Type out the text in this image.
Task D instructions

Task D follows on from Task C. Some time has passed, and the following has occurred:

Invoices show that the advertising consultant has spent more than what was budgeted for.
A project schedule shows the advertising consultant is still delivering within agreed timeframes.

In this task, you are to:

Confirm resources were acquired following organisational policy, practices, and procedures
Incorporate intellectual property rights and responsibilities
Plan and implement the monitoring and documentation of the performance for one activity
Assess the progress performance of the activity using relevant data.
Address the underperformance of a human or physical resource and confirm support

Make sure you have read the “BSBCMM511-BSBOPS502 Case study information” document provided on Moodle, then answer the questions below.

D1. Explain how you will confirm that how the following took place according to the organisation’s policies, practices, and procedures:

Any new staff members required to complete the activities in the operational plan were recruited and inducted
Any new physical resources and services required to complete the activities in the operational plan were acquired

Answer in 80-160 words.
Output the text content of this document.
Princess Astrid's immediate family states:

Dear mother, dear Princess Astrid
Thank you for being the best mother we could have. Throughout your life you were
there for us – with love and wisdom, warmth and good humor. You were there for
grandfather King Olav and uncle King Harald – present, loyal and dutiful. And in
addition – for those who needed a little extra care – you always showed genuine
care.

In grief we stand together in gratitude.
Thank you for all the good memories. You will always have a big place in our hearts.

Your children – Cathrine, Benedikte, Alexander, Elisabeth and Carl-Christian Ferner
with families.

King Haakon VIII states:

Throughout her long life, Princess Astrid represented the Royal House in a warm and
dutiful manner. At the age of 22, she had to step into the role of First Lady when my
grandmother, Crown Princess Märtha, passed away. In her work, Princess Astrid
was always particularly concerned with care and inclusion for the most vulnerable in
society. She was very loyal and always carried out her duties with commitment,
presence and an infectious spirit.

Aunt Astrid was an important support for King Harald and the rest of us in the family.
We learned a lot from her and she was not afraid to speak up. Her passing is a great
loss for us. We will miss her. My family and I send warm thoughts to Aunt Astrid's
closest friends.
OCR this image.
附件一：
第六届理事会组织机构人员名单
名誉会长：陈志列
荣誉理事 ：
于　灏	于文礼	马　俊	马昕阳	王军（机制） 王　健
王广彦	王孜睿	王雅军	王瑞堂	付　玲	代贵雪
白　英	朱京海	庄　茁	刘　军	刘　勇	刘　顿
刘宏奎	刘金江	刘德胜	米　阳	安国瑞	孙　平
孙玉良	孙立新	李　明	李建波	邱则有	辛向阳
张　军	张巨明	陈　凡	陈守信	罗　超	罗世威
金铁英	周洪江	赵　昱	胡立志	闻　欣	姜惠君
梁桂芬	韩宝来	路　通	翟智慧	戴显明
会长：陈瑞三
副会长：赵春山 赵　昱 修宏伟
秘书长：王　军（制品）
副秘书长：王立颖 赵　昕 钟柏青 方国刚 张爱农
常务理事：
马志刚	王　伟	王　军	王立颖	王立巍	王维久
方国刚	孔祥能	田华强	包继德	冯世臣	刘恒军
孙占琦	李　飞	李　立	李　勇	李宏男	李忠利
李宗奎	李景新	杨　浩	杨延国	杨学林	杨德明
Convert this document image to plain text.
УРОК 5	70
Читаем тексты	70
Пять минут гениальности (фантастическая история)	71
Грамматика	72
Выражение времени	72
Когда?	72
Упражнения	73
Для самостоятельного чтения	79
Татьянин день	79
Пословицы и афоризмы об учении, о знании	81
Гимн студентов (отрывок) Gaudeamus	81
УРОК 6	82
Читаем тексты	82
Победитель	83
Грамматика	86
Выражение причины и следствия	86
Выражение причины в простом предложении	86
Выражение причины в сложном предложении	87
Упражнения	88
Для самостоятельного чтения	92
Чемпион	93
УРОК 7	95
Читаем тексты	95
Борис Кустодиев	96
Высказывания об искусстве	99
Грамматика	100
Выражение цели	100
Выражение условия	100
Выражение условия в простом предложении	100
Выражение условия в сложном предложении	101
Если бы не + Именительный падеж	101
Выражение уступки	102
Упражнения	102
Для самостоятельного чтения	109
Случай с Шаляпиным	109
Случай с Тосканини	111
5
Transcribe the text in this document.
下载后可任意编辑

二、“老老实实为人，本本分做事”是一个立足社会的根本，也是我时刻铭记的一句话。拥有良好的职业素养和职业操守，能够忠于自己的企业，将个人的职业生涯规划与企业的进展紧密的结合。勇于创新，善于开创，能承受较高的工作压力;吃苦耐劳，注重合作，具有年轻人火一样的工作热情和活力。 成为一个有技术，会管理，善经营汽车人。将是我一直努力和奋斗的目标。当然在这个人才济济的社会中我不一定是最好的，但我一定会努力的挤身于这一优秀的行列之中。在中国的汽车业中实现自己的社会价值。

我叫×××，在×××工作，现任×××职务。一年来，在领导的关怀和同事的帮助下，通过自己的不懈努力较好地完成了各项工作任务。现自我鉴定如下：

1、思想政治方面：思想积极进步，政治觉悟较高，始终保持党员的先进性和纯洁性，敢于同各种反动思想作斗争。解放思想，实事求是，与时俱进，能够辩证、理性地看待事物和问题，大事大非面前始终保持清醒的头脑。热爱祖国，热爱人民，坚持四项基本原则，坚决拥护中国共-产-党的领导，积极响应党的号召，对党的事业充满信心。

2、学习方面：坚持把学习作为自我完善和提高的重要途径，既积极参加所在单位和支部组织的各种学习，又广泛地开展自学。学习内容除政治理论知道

○ ○ ○ ○ ○

### Problem details:
From the records above, extract everything verbatim.

### Full answer:
Type out the text in this image.
Task D instructions

Task D follows on from Task C. Some time has passed, and the following has occurred:

Invoices show that the advertising consultant has spent more than what was budgeted for.
A project schedule shows the advertising consultant is still delivering within agreed timeframes.

In this task, you are to:

Confirm resources were acquired following organisational policy, practices, and procedures
Incorporate intellectual property rights and responsibilities
Plan and implement the monitoring and documentation of the performance for one activity
Assess the progress performance of the activity using relevant data.
Address the underperformance of a human or physical resource and confirm support

Make sure you have read the “BSBCMM511-BSBOPS502 Case study information” document provided on Moodle, then answer the questions below.

D1. Explain how you will confirm that how the following took place according to the organisation’s policies, practices, and procedures:

Any new staff members required to complete the activities in the operational plan were recruited and inducted
Any new physical resources and services required to complete the activities in the operational plan were acquired

Answer in 80-160 words.
Output the text content of this document.
Princess Astrid's immediate family states:

Dear mother, dear Princess Astrid
Thank you for being the best mother we could have. Throughout your life you were
there for us – with love and wisdom, warmth and good humor. You were there for
grandfather King Olav and uncle King Harald – present, loyal and dutiful. And in
addition – for those who needed a little extra care – you always showed genuine
care.

In grief we stand together in gratitude.
Thank you for all the good memories. You will always have a big place in our hearts.

Your children – Cathrine, Benedikte, Alexander, Elisabeth and Carl-Christian Ferner
with families.

King Haakon VIII states:

Throughout her long life, Princess Astrid represented the Royal House in a warm and
dutiful manner. At the age of 22, she had to step into the role of First Lady when my
grandmother, Crown Princess Märtha, passed away. In her work, Princess Astrid
was always particularly concerned with care and inclusion for the most vulnerable in
society. She was very loyal and always carried out her duties with commitment,
presence and an infectious spirit.

Aunt Astrid was an important support for King Harald and the rest of us in the family.
We learned a lot from her and she was not afraid to speak up. Her passing is a great
loss for us. We will miss her. My family and I send warm thoughts to Aunt Astrid's
closest friends.
OCR this image.
附件一：
第六届理事会组织机构人员名单
名誉会长：陈志列
荣誉理事 ：
于　灏	于文礼	马　俊	马昕阳	王军（机制） 王　健
王广彦	王孜睿	王雅军	王瑞堂	付　玲	代贵雪
白　英	朱京海	庄　茁	刘　军	刘　勇	刘　顿
刘宏奎	刘金江	刘德胜	米　阳	安国瑞	孙　平
孙玉良	孙立新	李　明	李建波	邱则有	辛向阳
张　军	张巨明	陈　凡	陈守信	罗　超	罗世威
金铁英	周洪江	赵　昱	胡立志	闻　欣	姜惠君
梁桂芬	韩宝来	路　通	翟智慧	戴显明
会长：陈瑞三
副会长：赵春山 赵　昱 修宏伟
秘书长：王　军（制品）
副秘书长：王立颖 赵　昕 钟柏青 方国刚 张爱农
常务理事：
马志刚	王　伟	王　军	王立颖	王立巍	王维久
方国刚	孔祥能	田华强	包继德	冯世臣	刘恒军
孙占琦	李　飞	李　立	李　勇	李宏男	李忠利
李宗奎	李景新	杨　浩	杨延国	杨学林	杨德明
Convert this document image to plain text.
УРОК 5	70
Читаем тексты	70
Пять минут гениальности (фантастическая история)	71
Грамматика	72
Выражение времени	72
Когда?	72
Упражнения	73
Для самостоятельного чтения	79
Татьянин день	79
Пословицы и афоризмы об учении, о знании	81
Гимн студентов (отрывок) Gaudeamus	81
УРОК 6	82
Читаем тексты	82
Победитель	83
Грамматика	86
Выражение причины и следствия	86
Выражение причины в простом предложении	86
Выражение причины в сложном предложении	87
Упражнения	88
Для самостоятельного чтения	92
Чемпион	93
УРОК 7	95
Читаем тексты	95
Борис Кустодиев	96
Высказывания об искусстве	99
Грамматика	100
Выражение цели	100
Выражение условия	100
Выражение условия в простом предложении	100
Выражение условия в сложном предложении	101
Если бы не + Именительный падеж	101
Выражение уступки	102
Упражнения	102
Для самостоятельного чтения	109
Случай с Шаляпиным	109
Случай с Тосканини	111
5
Transcribe the text in this document.
下载后可任意编辑

二、“老老实实为人，本本分做事”是一个立足社会的根本，也是我时刻铭记的一句话。拥有良好的职业素养和职业操守，能够忠于自己的企业，将个人的职业生涯规划与企业的进展紧密的结合。勇于创新，善于开创，能承受较高的工作压力;吃苦耐劳，注重合作，具有年轻人火一样的工作热情和活力。 成为一个有技术，会管理，善经营汽车人。将是我一直努力和奋斗的目标。当然在这个人才济济的社会中我不一定是最好的，但我一定会努力的挤身于这一优秀的行列之中。在中国的汽车业中实现自己的社会价值。

我叫×××，在×××工作，现任×××职务。一年来，在领导的关怀和同事的帮助下，通过自己的不懈努力较好地完成了各项工作任务。现自我鉴定如下：

1、思想政治方面：思想积极进步，政治觉悟较高，始终保持党员的先进性和纯洁性，敢于同各种反动思想作斗争。解放思想，实事求是，与时俱进，能够辩证、理性地看待事物和问题，大事大非面前始终保持清醒的头脑。热爱祖国，热爱人民，坚持四项基本原则，坚决拥护中国共-产-党的领导，积极响应党的号召，对党的事业充满信心。

2、学习方面：坚持把学习作为自我完善和提高的重要途径，既积极参加所在单位和支部组织的各种学习，又广泛地开展自学。学习内容除政治理论知道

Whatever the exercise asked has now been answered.